§ **WORK REQUIRED**: Give every entry again, word for word and in full.

§ **INPUT FOR THIS TASK**:
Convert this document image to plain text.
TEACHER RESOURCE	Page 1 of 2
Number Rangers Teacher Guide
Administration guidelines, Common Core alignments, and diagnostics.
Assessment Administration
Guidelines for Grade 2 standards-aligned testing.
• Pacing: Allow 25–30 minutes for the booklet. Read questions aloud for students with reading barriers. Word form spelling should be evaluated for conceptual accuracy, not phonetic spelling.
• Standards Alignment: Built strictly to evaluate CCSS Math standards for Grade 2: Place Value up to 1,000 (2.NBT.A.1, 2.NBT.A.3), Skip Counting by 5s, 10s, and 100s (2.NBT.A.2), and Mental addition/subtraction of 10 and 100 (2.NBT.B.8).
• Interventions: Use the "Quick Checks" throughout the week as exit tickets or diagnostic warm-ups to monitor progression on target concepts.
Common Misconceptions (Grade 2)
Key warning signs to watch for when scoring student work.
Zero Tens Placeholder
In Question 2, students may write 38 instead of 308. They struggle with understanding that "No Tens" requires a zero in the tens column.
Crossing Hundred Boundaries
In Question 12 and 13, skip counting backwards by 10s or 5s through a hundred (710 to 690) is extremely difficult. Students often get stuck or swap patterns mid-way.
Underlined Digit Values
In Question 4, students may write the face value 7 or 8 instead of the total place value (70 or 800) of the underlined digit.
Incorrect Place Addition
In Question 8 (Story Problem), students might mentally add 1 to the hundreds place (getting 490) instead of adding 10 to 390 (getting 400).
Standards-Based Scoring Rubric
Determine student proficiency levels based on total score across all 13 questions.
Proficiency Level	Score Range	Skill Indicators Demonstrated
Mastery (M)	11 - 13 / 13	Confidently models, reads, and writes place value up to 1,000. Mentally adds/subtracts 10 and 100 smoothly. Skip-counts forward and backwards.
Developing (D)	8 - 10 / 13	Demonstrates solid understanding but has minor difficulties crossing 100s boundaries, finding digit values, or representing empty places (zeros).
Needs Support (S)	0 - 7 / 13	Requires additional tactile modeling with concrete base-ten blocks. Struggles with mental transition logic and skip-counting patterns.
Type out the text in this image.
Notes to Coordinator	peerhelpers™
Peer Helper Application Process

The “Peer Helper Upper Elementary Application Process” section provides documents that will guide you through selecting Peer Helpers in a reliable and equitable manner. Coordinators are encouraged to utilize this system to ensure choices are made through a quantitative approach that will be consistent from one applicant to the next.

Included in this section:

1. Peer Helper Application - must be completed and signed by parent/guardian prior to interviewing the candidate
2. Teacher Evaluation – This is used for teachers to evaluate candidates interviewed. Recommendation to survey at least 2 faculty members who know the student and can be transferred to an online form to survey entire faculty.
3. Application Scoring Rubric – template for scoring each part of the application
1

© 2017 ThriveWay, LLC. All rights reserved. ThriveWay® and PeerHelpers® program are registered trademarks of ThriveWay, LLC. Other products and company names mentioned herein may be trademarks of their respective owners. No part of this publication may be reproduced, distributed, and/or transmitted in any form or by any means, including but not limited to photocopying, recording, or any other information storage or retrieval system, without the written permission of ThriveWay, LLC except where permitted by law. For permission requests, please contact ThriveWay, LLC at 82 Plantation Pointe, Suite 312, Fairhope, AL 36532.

§ **SOLVED PROBLEM**:
Convert this document image to plain text.
TEACHER RESOURCE	Page 1 of 2
Number Rangers Teacher Guide
Administration guidelines, Common Core alignments, and diagnostics.
Assessment Administration
Guidelines for Grade 2 standards-aligned testing.
• Pacing: Allow 25–30 minutes for the booklet. Read questions aloud for students with reading barriers. Word form spelling should be evaluated for conceptual accuracy, not phonetic spelling.
• Standards Alignment: Built strictly to evaluate CCSS Math standards for Grade 2: Place Value up to 1,000 (2.NBT.A.1, 2.NBT.A.3), Skip Counting by 5s, 10s, and 100s (2.NBT.A.2), and Mental addition/subtraction of 10 and 100 (2.NBT.B.8).
• Interventions: Use the "Quick Checks" throughout the week as exit tickets or diagnostic warm-ups to monitor progression on target concepts.
Common Misconceptions (Grade 2)
Key warning signs to watch for when scoring student work.
Zero Tens Placeholder
In Question 2, students may write 38 instead of 308. They struggle with understanding that "No Tens" requires a zero in the tens column.
Crossing Hundred Boundaries
In Question 12 and 13, skip counting backwards by 10s or 5s through a hundred (710 to 690) is extremely difficult. Students often get stuck or swap patterns mid-way.
Underlined Digit Values
In Question 4, students may write the face value 7 or 8 instead of the total place value (70 or 800) of the underlined digit.
Incorrect Place Addition
In Question 8 (Story Problem), students might mentally add 1 to the hundreds place (getting 490) instead of adding 10 to 390 (getting 400).
Standards-Based Scoring Rubric
Determine student proficiency levels based on total score across all 13 questions.
Proficiency Level	Score Range	Skill Indicators Demonstrated
Mastery (M)	11 - 13 / 13	Confidently models, reads, and writes place value up to 1,000. Mentally adds/subtracts 10 and 100 smoothly. Skip-counts forward and backwards.
Developing (D)	8 - 10 / 13	Demonstrates solid understanding but has minor difficulties crossing 100s boundaries, finding digit values, or representing empty places (zeros).
Needs Support (S)	0 - 7 / 13	Requires additional tactile modeling with concrete base-ten blocks. Struggles with mental transition logic and skip-counting patterns.
Type out the text in this image.
Notes to Coordinator	peerhelpers™
Peer Helper Application Process

The “Peer Helper Upper Elementary Application Process” section provides documents that will guide you through selecting Peer Helpers in a reliable and equitable manner. Coordinators are encouraged to utilize this system to ensure choices are made through a quantitative approach that will be consistent from one applicant to the next.

Included in this section:

1. Peer Helper Application - must be completed and signed by parent/guardian prior to interviewing the candidate
2. Teacher Evaluation – This is used for teachers to evaluate candidates interviewed. Recommendation to survey at least 2 faculty members who know the student and can be transferred to an online form to survey entire faculty.
3. Application Scoring Rubric – template for scoring each part of the application
1

© 2017 ThriveWay, LLC. All rights reserved. ThriveWay® and PeerHelpers® program are registered trademarks of ThriveWay, LLC. Other products and company names mentioned herein may be trademarks of their respective owners. No part of this publication may be reproduced, distributed, and/or transmitted in any form or by any means, including but not limited to photocopying, recording, or any other information storage or retrieval system, without the written permission of ThriveWay, LLC except where permitted by law. For permission requests, please contact ThriveWay, LLC at 82 Plantation Pointe, Suite 312, Fairhope, AL 36532.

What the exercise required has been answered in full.